[Collected data]
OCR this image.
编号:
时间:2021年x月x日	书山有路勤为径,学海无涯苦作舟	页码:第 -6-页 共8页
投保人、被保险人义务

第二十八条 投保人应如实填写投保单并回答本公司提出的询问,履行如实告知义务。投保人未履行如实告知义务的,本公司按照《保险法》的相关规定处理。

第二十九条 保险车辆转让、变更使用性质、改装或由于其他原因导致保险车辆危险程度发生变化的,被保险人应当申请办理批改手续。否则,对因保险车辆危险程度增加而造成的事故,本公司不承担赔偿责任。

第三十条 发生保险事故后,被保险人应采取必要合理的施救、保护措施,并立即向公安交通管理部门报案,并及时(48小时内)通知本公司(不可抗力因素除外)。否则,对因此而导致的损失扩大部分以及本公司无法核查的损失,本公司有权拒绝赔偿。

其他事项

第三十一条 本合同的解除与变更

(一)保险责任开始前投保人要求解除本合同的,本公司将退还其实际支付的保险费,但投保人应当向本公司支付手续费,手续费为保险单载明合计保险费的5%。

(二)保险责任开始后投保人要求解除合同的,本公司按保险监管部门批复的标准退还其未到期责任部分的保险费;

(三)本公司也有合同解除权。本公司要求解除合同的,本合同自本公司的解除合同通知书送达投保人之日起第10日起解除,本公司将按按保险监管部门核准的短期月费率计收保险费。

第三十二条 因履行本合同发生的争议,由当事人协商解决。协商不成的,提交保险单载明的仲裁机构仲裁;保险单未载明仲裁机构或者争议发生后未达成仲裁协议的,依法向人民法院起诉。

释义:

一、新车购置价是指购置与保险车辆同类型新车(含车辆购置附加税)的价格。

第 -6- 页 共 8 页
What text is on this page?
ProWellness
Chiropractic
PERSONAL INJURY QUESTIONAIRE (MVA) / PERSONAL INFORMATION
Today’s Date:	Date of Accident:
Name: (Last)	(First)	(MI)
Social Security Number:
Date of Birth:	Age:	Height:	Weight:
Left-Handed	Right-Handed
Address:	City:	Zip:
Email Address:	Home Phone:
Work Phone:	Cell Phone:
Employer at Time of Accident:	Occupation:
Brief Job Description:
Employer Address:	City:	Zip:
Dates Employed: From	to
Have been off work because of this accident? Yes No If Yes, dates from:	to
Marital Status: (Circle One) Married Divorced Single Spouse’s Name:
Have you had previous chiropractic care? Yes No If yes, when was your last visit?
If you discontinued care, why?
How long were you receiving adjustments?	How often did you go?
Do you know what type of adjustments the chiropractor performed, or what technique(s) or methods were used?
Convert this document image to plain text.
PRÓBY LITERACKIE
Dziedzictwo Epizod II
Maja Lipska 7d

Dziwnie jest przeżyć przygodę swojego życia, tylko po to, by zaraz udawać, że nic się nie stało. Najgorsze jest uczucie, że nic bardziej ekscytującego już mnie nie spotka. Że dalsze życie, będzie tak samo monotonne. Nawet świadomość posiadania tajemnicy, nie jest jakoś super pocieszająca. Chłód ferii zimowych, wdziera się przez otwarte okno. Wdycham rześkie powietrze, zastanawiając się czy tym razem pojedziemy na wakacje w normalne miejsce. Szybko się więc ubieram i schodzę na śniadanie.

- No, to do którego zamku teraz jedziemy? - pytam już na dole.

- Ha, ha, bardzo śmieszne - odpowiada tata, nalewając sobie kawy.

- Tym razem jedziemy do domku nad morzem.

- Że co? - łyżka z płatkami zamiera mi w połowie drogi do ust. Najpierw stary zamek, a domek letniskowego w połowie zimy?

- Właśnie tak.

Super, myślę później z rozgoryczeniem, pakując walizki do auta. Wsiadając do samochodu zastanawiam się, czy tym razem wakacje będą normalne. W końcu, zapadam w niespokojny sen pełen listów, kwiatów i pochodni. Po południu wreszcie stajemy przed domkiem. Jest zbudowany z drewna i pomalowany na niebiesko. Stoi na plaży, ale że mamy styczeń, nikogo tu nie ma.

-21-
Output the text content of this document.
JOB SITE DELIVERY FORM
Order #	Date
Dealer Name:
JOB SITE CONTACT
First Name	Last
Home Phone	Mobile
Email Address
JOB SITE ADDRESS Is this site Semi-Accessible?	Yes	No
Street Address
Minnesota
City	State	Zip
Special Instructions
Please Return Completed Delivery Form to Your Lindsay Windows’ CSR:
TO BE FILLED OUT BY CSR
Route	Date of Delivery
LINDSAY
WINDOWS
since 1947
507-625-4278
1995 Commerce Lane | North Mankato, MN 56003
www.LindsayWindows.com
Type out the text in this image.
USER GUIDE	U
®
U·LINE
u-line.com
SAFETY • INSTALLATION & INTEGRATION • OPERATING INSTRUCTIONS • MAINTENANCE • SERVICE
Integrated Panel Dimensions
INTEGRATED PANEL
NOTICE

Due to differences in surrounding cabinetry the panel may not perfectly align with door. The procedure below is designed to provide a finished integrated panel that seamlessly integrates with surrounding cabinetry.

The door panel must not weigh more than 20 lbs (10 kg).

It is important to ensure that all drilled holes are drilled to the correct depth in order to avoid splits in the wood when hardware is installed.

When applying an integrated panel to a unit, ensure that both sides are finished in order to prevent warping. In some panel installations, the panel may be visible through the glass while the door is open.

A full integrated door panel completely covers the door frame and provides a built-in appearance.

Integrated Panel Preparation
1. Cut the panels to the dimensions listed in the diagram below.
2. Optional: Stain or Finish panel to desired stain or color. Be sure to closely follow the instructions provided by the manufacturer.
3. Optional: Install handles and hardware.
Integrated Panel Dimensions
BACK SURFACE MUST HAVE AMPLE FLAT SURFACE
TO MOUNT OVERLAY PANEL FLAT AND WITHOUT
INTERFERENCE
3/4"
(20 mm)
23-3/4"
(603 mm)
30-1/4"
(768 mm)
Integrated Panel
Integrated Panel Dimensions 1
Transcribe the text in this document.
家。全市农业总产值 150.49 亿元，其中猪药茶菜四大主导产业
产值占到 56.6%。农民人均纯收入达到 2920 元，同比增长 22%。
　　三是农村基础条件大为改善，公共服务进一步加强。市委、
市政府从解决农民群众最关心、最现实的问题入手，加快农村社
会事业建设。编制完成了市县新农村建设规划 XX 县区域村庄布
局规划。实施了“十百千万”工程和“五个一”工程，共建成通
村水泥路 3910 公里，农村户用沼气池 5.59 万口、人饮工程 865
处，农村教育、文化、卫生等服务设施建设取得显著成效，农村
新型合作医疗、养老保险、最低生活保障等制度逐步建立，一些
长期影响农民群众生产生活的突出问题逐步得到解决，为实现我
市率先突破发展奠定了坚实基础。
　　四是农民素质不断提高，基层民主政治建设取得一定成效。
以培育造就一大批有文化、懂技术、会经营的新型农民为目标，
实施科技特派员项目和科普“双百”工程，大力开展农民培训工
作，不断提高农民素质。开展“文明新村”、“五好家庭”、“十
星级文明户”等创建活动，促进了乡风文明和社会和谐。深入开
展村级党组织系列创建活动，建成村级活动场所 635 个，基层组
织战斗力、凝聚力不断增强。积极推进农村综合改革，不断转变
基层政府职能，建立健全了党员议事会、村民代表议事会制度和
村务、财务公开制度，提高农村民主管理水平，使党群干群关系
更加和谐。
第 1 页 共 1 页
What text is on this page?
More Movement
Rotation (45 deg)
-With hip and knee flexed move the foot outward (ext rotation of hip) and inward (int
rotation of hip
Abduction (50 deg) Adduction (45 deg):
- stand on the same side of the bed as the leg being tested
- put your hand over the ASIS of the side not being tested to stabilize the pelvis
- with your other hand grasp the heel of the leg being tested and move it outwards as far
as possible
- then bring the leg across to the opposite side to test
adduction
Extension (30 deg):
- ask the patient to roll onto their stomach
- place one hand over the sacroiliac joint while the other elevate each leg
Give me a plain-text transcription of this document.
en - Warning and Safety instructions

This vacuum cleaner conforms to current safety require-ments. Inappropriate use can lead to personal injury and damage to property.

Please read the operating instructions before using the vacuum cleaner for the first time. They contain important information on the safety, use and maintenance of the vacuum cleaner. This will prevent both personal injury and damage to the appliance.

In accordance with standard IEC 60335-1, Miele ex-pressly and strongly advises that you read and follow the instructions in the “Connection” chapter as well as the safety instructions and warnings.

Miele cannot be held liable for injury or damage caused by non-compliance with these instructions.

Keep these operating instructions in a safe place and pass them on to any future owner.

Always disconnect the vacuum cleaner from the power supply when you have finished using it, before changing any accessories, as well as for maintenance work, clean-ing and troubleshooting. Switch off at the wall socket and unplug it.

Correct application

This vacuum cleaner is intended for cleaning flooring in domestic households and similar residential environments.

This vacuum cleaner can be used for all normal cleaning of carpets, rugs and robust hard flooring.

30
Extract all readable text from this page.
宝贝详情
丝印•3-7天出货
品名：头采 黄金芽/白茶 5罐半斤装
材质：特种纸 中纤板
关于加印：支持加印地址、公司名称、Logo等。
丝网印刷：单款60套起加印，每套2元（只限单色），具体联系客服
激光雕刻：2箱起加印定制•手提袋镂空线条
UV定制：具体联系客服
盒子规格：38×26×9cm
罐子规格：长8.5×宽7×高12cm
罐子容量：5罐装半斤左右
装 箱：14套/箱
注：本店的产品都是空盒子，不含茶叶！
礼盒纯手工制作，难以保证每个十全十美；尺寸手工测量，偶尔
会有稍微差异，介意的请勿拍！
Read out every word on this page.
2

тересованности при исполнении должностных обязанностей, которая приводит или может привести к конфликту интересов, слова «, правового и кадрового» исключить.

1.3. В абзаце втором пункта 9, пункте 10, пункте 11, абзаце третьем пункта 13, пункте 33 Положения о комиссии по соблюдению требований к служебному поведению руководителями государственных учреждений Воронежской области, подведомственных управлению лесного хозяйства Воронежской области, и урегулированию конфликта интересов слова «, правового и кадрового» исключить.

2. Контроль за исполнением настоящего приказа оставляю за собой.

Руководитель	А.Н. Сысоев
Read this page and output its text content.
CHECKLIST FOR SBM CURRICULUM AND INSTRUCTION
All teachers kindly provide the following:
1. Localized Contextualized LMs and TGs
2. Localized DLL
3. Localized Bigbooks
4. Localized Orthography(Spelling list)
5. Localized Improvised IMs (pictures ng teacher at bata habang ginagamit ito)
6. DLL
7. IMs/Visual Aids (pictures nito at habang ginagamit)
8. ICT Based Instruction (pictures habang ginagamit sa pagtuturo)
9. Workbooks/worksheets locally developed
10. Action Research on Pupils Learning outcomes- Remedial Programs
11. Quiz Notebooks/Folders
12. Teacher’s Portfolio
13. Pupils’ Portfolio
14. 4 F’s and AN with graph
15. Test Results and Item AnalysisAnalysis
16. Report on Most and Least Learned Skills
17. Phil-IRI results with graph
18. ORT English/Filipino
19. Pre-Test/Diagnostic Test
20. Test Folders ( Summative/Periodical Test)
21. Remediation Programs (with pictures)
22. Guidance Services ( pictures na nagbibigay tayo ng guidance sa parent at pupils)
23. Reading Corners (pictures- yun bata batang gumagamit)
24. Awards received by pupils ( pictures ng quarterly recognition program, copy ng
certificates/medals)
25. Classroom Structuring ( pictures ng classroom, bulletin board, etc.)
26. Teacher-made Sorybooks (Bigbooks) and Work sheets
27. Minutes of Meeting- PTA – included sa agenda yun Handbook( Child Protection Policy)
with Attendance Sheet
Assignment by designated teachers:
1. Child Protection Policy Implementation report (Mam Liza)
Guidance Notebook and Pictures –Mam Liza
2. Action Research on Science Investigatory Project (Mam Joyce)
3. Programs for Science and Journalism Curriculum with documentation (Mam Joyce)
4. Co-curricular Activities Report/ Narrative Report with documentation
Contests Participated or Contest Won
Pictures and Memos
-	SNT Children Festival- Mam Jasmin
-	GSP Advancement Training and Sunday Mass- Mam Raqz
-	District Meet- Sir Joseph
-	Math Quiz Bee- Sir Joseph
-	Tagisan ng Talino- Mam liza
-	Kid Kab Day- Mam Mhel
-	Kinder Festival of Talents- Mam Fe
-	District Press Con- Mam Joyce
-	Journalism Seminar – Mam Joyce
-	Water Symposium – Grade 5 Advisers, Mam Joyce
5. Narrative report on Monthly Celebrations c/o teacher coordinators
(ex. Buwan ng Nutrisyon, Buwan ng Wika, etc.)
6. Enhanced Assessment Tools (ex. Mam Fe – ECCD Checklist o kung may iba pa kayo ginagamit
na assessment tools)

EXERCISE:
Only the number is needed: state how many lines in the listing contain "具体联系客服".

FINISHED EXERCISE:
2